• EXERCISE TASK
Output the records. Match them exactly.

• ENTRIES PROVIDED

• • • •

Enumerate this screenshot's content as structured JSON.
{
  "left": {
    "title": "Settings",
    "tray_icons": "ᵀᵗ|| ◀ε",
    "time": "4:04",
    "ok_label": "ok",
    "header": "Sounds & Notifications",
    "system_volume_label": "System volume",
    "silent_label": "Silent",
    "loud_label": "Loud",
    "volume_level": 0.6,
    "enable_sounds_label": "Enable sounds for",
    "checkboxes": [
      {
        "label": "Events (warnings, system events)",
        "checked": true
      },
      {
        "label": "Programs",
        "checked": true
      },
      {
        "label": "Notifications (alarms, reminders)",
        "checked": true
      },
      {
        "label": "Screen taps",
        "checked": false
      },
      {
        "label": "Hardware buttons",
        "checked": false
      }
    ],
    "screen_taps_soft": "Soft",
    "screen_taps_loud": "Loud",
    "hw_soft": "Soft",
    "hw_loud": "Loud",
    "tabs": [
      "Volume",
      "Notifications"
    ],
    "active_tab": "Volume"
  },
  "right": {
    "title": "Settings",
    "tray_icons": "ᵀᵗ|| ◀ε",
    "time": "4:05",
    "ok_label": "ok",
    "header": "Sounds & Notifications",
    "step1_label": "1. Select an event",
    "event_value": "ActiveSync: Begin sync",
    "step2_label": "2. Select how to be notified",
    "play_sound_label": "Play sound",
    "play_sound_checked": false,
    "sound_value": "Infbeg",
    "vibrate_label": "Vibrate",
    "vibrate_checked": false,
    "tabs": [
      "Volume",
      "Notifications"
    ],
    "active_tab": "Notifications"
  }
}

• • • •

• RESULT BELOW
Enumerate this screenshot's content as structured JSON.
{
  "left": {
    "title": "Settings",
    "tray_icons": "ᵀᵗ|| ◀ε",
    "time": "4:04",
    "ok_label": "ok",
    "header": "Sounds & Notifications",
    "system_volume_label": "System volume",
    "silent_label": "Silent",
    "loud_label": "Loud",
    "volume_level": 0.6,
    "enable_sounds_label": "Enable sounds for",
    "checkboxes": [
      {
        "label": "Events (warnings, system events)",
        "checked": true
      },
      {
        "label": "Programs",
        "checked": true
      },
      {
        "label": "Notifications (alarms, reminders)",
        "checked": true
      },
      {
        "label": "Screen taps",
        "checked": false
      },
      {
        "label": "Hardware buttons",
        "checked": false
      }
    ],
    "screen_taps_soft": "Soft",
    "screen_taps_loud": "Loud",
    "hw_soft": "Soft",
    "hw_loud": "Loud",
    "tabs": [
      "Volume",
      "Notifications"
    ],
    "active_tab": "Volume"
  },
  "right": {
    "title": "Settings",
    "tray_icons": "ᵀᵗ|| ◀ε",
    "time": "4:05",
    "ok_label": "ok",
    "header": "Sounds & Notifications",
    "step1_label": "1. Select an event",
    "event_value": "ActiveSync: Begin sync",
    "step2_label": "2. Select how to be notified",
    "play_sound_label": "Play sound",
    "play_sound_checked": false,
    "sound_value": "Infbeg",
    "vibrate_label": "Vibrate",
    "vibrate_checked": false,
    "tabs": [
      "Volume",
      "Notifications"
    ],
    "active_tab": "Notifications"
  }
}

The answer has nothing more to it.